--- WHAT YOU ARE ASKED TO DO ---
Please copy every line of the entries below word for word, without changing anything.

--- SUPPLIED MATERIAL ---

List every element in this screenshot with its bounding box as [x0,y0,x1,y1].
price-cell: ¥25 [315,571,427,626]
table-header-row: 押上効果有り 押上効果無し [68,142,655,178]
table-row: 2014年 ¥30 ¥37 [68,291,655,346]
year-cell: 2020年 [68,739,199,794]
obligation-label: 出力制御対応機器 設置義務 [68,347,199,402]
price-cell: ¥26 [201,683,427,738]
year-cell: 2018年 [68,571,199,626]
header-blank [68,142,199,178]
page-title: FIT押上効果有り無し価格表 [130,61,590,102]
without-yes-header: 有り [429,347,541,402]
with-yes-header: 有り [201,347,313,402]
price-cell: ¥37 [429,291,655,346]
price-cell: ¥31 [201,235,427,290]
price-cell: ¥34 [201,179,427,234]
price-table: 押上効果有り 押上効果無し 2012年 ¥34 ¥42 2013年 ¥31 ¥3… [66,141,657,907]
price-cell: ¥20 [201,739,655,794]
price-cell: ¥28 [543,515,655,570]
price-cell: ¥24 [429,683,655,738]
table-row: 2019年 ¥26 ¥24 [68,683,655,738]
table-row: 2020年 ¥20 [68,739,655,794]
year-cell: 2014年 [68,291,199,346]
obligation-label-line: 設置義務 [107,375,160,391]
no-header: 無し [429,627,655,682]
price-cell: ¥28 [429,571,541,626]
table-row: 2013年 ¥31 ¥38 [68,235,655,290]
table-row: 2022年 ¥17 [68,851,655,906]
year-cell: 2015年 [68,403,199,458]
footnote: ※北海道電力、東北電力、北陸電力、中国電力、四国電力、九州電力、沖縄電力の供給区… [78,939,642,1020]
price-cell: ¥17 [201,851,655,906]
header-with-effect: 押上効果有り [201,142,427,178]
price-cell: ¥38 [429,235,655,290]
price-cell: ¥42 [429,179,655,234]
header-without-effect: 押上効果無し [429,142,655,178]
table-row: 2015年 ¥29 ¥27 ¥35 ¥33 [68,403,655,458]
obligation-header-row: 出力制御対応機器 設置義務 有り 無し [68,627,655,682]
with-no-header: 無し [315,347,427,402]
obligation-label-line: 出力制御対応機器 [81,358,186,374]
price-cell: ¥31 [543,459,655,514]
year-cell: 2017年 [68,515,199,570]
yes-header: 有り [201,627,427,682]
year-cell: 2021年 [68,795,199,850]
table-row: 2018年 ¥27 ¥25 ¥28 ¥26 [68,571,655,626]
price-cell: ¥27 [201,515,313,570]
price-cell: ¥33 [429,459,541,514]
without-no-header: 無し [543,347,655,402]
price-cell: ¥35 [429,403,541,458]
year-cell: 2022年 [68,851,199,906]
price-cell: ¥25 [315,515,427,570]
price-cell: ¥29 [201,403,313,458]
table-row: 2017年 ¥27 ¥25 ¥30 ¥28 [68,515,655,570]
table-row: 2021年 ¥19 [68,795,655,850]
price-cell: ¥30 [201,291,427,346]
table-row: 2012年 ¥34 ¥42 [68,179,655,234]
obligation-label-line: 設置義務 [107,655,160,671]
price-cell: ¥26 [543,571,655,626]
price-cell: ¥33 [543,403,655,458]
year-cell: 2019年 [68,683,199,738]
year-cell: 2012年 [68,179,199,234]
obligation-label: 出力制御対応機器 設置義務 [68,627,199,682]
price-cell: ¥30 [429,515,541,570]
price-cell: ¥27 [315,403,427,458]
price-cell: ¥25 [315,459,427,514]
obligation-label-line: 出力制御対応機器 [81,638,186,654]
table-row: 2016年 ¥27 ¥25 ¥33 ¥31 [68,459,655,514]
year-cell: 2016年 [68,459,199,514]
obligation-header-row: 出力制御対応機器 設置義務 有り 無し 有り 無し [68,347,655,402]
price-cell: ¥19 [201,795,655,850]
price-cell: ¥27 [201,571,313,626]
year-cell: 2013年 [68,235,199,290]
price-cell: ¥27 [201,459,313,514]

--- WRITTEN RESPONSE ---
List every element in this screenshot with its bounding box as [x0,y0,x1,y1].
price-cell: ¥25 [315,571,427,626]
table-header-row: 押上効果有り 押上効果無し [68,142,655,178]
table-row: 2014年 ¥30 ¥37 [68,291,655,346]
year-cell: 2020年 [68,739,199,794]
obligation-label: 出力制御対応機器 設置義務 [68,347,199,402]
price-cell: ¥26 [201,683,427,738]
year-cell: 2018年 [68,571,199,626]
header-blank [68,142,199,178]
page-title: FIT押上効果有り無し価格表 [130,61,590,102]
without-yes-header: 有り [429,347,541,402]
with-yes-header: 有り [201,347,313,402]
price-cell: ¥37 [429,291,655,346]
price-cell: ¥31 [201,235,427,290]
price-cell: ¥34 [201,179,427,234]
price-table: 押上効果有り 押上効果無し 2012年 ¥34 ¥42 2013年 ¥31 ¥3… [66,141,657,907]
price-cell: ¥20 [201,739,655,794]
price-cell: ¥28 [543,515,655,570]
price-cell: ¥24 [429,683,655,738]
table-row: 2019年 ¥26 ¥24 [68,683,655,738]
table-row: 2020年 ¥20 [68,739,655,794]
year-cell: 2014年 [68,291,199,346]
obligation-label-line: 設置義務 [107,375,160,391]
no-header: 無し [429,627,655,682]
price-cell: ¥28 [429,571,541,626]
table-row: 2013年 ¥31 ¥38 [68,235,655,290]
table-row: 2022年 ¥17 [68,851,655,906]
year-cell: 2015年 [68,403,199,458]
footnote: ※北海道電力、東北電力、北陸電力、中国電力、四国電力、九州電力、沖縄電力の供給区… [78,939,642,1020]
price-cell: ¥17 [201,851,655,906]
header-with-effect: 押上効果有り [201,142,427,178]
price-cell: ¥38 [429,235,655,290]
price-cell: ¥42 [429,179,655,234]
header-without-effect: 押上効果無し [429,142,655,178]
table-row: 2015年 ¥29 ¥27 ¥35 ¥33 [68,403,655,458]
obligation-header-row: 出力制御対応機器 設置義務 有り 無し [68,627,655,682]
with-no-header: 無し [315,347,427,402]
obligation-label-line: 出力制御対応機器 [81,358,186,374]
price-cell: ¥31 [543,459,655,514]
year-cell: 2017年 [68,515,199,570]
yes-header: 有り [201,627,427,682]
year-cell: 2021年 [68,795,199,850]
table-row: 2018年 ¥27 ¥25 ¥28 ¥26 [68,571,655,626]
price-cell: ¥27 [201,515,313,570]
price-cell: ¥33 [429,459,541,514]
without-no-header: 無し [543,347,655,402]
price-cell: ¥35 [429,403,541,458]
year-cell: 2022年 [68,851,199,906]
price-cell: ¥25 [315,515,427,570]
price-cell: ¥29 [201,403,313,458]
table-row: 2017年 ¥27 ¥25 ¥30 ¥28 [68,515,655,570]
table-row: 2021年 ¥19 [68,795,655,850]
price-cell: ¥30 [201,291,427,346]
table-row: 2012年 ¥34 ¥42 [68,179,655,234]
obligation-label-line: 設置義務 [107,655,160,671]
price-cell: ¥26 [543,571,655,626]
price-cell: ¥33 [543,403,655,458]
year-cell: 2019年 [68,683,199,738]
year-cell: 2012年 [68,179,199,234]
obligation-label: 出力制御対応機器 設置義務 [68,627,199,682]
price-cell: ¥30 [429,515,541,570]
price-cell: ¥27 [315,403,427,458]
price-cell: ¥25 [315,459,427,514]
obligation-label-line: 出力制御対応機器 [81,638,186,654]
table-row: 2016年 ¥27 ¥25 ¥33 ¥31 [68,459,655,514]
year-cell: 2016年 [68,459,199,514]
obligation-header-row: 出力制御対応機器 設置義務 有り 無し 有り 無し [68,347,655,402]
price-cell: ¥19 [201,795,655,850]
price-cell: ¥27 [201,571,313,626]
year-cell: 2013年 [68,235,199,290]
price-cell: ¥27 [201,459,313,514]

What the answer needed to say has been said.